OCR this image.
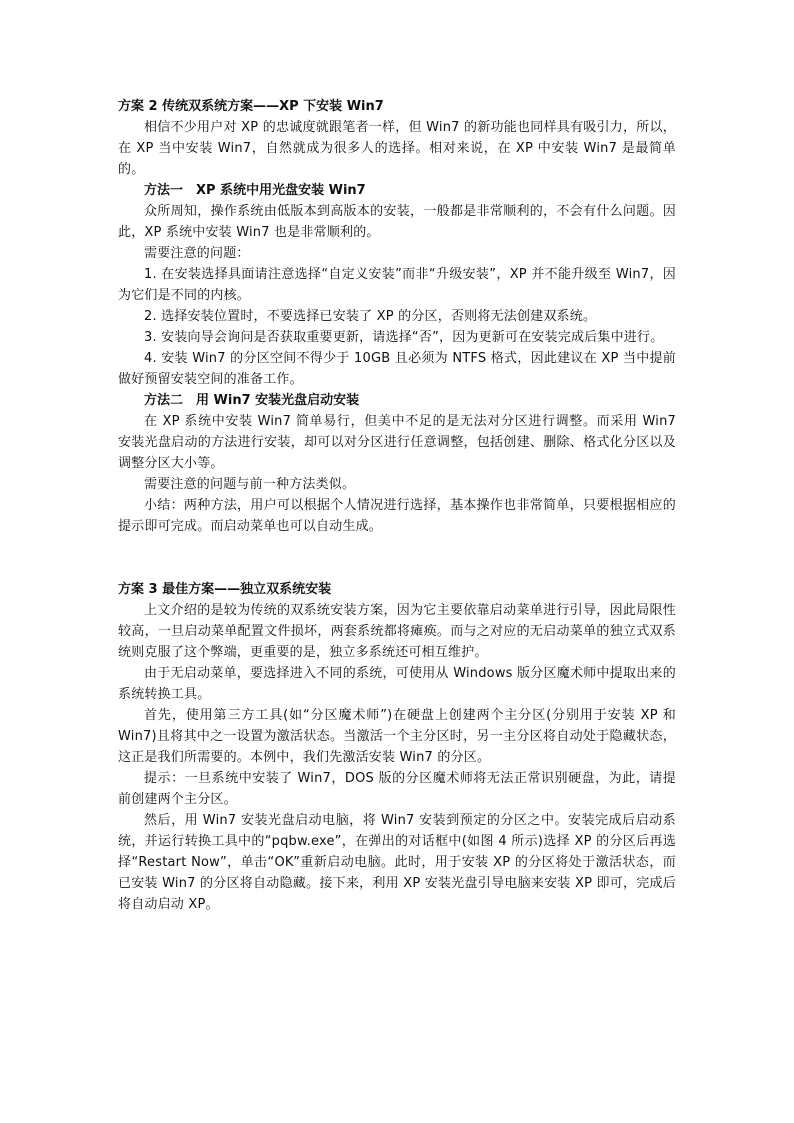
方案 2 传统双系统方案——XP 下安装 Win7

相信不少用户对 XP 的忠诚度就跟笔者一样，但 Win7 的新功能也同样具有吸引力，所以，在 XP 当中安装 Win7，自然就成为很多人的选择。相对来说，在 XP 中安装 Win7 是最简单的。

方法一　XP 系统中用光盘安装 Win7

众所周知，操作系统由低版本到高版本的安装，一般都是非常顺利的，不会有什么问题。因此，XP 系统中安装 Win7 也是非常顺利的。

需要注意的问题：

1. 在安装选择具面请注意选择“自定义安装”而非“升级安装”，XP 并不能升级至 Win7，因为它们是不同的内核。

2. 选择安装位置时，不要选择已安装了 XP 的分区，否则将无法创建双系统。

3. 安装向导会询问是否获取重要更新，请选择“否”，因为更新可在安装完成后集中进行。

4. 安装 Win7 的分区空间不得少于 10GB 且必须为 NTFS 格式，因此建议在 XP 当中提前做好预留安装空间的准备工作。

方法二　用 Win7 安装光盘启动安装

在 XP 系统中安装 Win7 简单易行，但美中不足的是无法对分区进行调整。而采用 Win7 安装光盘启动的方法进行安装，却可以对分区进行任意调整，包括创建、删除、格式化分区以及调整分区大小等。

需要注意的问题与前一种方法类似。

小结：两种方法，用户可以根据个人情况进行选择，基本操作也非常简单，只要根据相应的提示即可完成。而启动菜单也可以自动生成。

方案 3 最佳方案——独立双系统安装

上文介绍的是较为传统的双系统安装方案，因为它主要依靠启动菜单进行引导，因此局限性较高，一旦启动菜单配置文件损坏，两套系统都将瘫痪。而与之对应的无启动菜单的独立式双系统则克服了这个弊端，更重要的是，独立多系统还可相互维护。

由于无启动菜单，要选择进入不同的系统，可使用从 Windows 版分区魔术师中提取出来的系统转换工具。

首先，使用第三方工具(如“分区魔术师”)在硬盘上创建两个主分区(分别用于安装 XP 和 Win7)且将其中之一设置为激活状态。当激活一个主分区时，另一主分区将自动处于隐藏状态，这正是我们所需要的。本例中，我们先激活安装 Win7 的分区。

提示：一旦系统中安装了 Win7，DOS 版的分区魔术师将无法正常识别硬盘，为此，请提前创建两个主分区。

然后，用 Win7 安装光盘启动电脑，将 Win7 安装到预定的分区之中。安装完成后启动系统，并运行转换工具中的“pqbw.exe”，在弹出的对话框中(如图 4 所示)选择 XP 的分区后再选择“Restart Now”，单击“OK”重新启动电脑。此时，用于安装 XP 的分区将处于激活状态，而已安装 Win7 的分区将自动隐藏。接下来，利用 XP 安装光盘引导电脑来安装 XP 即可，完成后将自动启动 XP。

* * * * *

[To do] Repeat every record above exactly, but leave out any pictures.

[The answer]
OCR this image.
方案 2 传统双系统方案——XP 下安装 Win7

相信不少用户对 XP 的忠诚度就跟笔者一样，但 Win7 的新功能也同样具有吸引力，所以，在 XP 当中安装 Win7，自然就成为很多人的选择。相对来说，在 XP 中安装 Win7 是最简单的。

方法一　XP 系统中用光盘安装 Win7

众所周知，操作系统由低版本到高版本的安装，一般都是非常顺利的，不会有什么问题。因此，XP 系统中安装 Win7 也是非常顺利的。

需要注意的问题：

1. 在安装选择具面请注意选择“自定义安装”而非“升级安装”，XP 并不能升级至 Win7，因为它们是不同的内核。

2. 选择安装位置时，不要选择已安装了 XP 的分区，否则将无法创建双系统。

3. 安装向导会询问是否获取重要更新，请选择“否”，因为更新可在安装完成后集中进行。

4. 安装 Win7 的分区空间不得少于 10GB 且必须为 NTFS 格式，因此建议在 XP 当中提前做好预留安装空间的准备工作。

方法二　用 Win7 安装光盘启动安装

在 XP 系统中安装 Win7 简单易行，但美中不足的是无法对分区进行调整。而采用 Win7 安装光盘启动的方法进行安装，却可以对分区进行任意调整，包括创建、删除、格式化分区以及调整分区大小等。

需要注意的问题与前一种方法类似。

小结：两种方法，用户可以根据个人情况进行选择，基本操作也非常简单，只要根据相应的提示即可完成。而启动菜单也可以自动生成。

方案 3 最佳方案——独立双系统安装

上文介绍的是较为传统的双系统安装方案，因为它主要依靠启动菜单进行引导，因此局限性较高，一旦启动菜单配置文件损坏，两套系统都将瘫痪。而与之对应的无启动菜单的独立式双系统则克服了这个弊端，更重要的是，独立多系统还可相互维护。

由于无启动菜单，要选择进入不同的系统，可使用从 Windows 版分区魔术师中提取出来的系统转换工具。

首先，使用第三方工具(如“分区魔术师”)在硬盘上创建两个主分区(分别用于安装 XP 和 Win7)且将其中之一设置为激活状态。当激活一个主分区时，另一主分区将自动处于隐藏状态，这正是我们所需要的。本例中，我们先激活安装 Win7 的分区。

提示：一旦系统中安装了 Win7，DOS 版的分区魔术师将无法正常识别硬盘，为此，请提前创建两个主分区。

然后，用 Win7 安装光盘启动电脑，将 Win7 安装到预定的分区之中。安装完成后启动系统，并运行转换工具中的“pqbw.exe”，在弹出的对话框中(如图 4 所示)选择 XP 的分区后再选择“Restart Now”，单击“OK”重新启动电脑。此时，用于安装 XP 的分区将处于激活状态，而已安装 Win7 的分区将自动隐藏。接下来，利用 XP 安装光盘引导电脑来安装 XP 即可，完成后将自动启动 XP。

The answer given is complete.